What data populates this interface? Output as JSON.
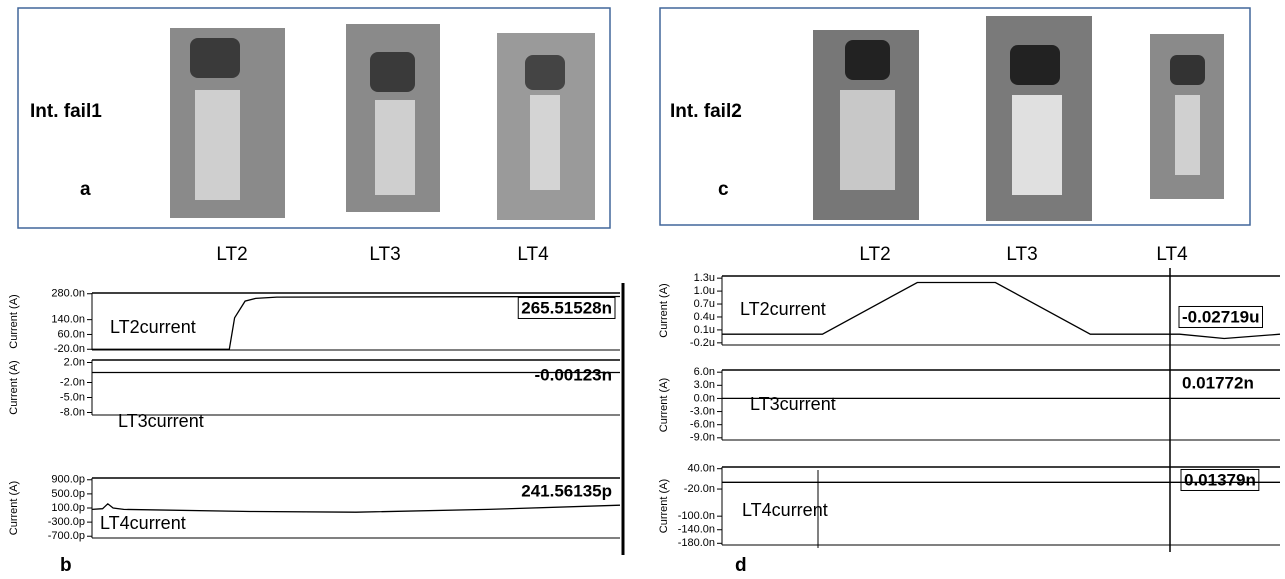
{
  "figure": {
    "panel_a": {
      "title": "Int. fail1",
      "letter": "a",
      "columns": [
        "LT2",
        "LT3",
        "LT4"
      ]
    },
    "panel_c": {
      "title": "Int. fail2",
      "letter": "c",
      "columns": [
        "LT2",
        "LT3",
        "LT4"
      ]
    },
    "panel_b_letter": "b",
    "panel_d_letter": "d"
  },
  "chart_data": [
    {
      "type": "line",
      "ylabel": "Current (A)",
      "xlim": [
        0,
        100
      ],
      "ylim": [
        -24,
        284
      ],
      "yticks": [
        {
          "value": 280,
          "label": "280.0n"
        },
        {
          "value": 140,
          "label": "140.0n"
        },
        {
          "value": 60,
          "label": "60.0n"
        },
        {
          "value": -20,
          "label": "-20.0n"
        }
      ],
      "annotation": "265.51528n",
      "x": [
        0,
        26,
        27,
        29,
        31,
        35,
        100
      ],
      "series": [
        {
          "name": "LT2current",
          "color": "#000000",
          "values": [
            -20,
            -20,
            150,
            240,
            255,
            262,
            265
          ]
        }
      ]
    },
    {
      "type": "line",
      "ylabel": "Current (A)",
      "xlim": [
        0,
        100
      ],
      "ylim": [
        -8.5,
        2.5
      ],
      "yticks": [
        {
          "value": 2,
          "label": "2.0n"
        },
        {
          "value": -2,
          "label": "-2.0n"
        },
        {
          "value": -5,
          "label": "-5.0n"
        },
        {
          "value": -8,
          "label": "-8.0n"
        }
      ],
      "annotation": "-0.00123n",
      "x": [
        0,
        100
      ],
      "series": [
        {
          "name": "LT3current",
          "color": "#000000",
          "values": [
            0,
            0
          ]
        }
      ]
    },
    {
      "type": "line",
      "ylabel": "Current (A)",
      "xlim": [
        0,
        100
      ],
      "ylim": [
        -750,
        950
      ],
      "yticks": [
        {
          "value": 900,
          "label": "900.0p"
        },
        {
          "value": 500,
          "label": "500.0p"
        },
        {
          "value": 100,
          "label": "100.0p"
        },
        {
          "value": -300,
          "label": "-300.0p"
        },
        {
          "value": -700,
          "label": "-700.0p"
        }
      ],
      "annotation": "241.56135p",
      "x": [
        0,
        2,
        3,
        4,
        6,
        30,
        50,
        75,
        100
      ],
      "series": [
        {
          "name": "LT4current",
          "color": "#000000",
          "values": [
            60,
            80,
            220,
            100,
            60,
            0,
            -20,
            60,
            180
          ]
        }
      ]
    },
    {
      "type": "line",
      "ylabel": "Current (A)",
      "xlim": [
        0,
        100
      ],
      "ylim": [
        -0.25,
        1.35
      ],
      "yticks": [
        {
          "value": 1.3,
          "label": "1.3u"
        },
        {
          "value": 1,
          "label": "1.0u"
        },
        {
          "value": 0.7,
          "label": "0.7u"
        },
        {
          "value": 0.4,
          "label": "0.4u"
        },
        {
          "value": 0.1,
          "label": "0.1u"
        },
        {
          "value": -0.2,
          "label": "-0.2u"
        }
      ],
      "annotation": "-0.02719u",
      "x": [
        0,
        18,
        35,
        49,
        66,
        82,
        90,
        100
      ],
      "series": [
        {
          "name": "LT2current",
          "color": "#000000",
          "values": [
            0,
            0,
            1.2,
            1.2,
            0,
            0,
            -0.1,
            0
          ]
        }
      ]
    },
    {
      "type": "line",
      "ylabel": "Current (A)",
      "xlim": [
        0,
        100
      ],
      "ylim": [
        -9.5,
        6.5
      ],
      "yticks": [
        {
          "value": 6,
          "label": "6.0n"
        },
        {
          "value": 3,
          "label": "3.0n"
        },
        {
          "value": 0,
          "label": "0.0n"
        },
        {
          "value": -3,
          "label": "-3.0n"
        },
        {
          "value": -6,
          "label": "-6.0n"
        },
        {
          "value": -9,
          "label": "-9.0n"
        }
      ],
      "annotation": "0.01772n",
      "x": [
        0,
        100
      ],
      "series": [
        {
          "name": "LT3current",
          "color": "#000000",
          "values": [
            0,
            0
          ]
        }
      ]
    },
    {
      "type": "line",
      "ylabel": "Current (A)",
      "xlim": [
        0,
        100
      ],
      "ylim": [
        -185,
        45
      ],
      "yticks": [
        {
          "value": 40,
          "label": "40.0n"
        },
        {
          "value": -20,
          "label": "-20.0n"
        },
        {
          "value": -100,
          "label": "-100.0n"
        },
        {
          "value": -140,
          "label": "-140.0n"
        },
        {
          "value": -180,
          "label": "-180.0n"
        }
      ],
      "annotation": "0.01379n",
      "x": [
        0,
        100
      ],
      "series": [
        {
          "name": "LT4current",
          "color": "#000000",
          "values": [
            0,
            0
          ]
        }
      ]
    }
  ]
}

********

Check every line of the data above for the string "annotation", and copy those that have it.

* **OUTPUT FOR THIS TASK**
      "annotation": "265.51528n",
      "annotation": "-0.00123n",
      "annotation": "241.56135p",
      "annotation": "-0.02719u",
      "annotation": "0.01772n",
      "annotation": "0.01379n",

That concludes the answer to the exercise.